● **LISTED ENTRIES**
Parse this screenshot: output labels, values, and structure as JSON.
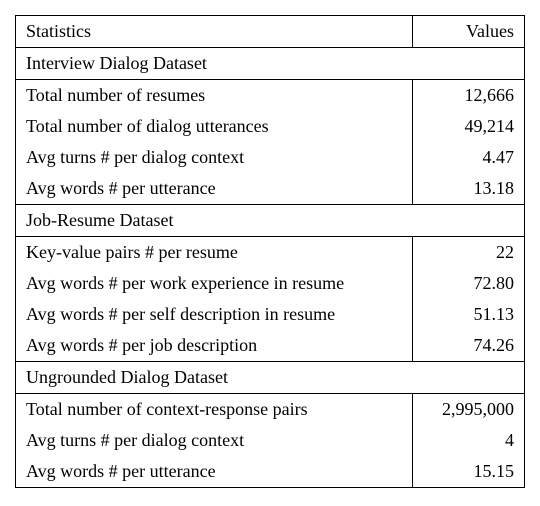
{
  "header": {
    "stat": "Statistics",
    "val": "Values"
  },
  "sections": [
    {
      "title": "Interview Dialog Dataset",
      "rows": [
        {
          "label": "Total number of resumes",
          "value": "12,666"
        },
        {
          "label": "Total number of dialog utterances",
          "value": "49,214"
        },
        {
          "label": "Avg turns # per dialog context",
          "value": "4.47"
        },
        {
          "label": "Avg words # per utterance",
          "value": "13.18"
        }
      ]
    },
    {
      "title": "Job-Resume Dataset",
      "rows": [
        {
          "label": "Key-value pairs # per resume",
          "value": "22"
        },
        {
          "label": "Avg words # per work experience in resume",
          "value": "72.80"
        },
        {
          "label": "Avg words # per self description in resume",
          "value": "51.13"
        },
        {
          "label": "Avg words # per job description",
          "value": "74.26"
        }
      ]
    },
    {
      "title": "Ungrounded Dialog Dataset",
      "rows": [
        {
          "label": "Total number of context-response pairs",
          "value": "2,995,000"
        },
        {
          "label": "Avg turns # per dialog context",
          "value": "4"
        },
        {
          "label": "Avg words # per utterance",
          "value": "15.15"
        }
      ]
    }
  ]
}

● **SET TASK**
Collect each line holding the string "description".

● **WORKED SOLUTION**
          "label": "Avg words # per self description in resume",
          "label": "Avg words # per job description",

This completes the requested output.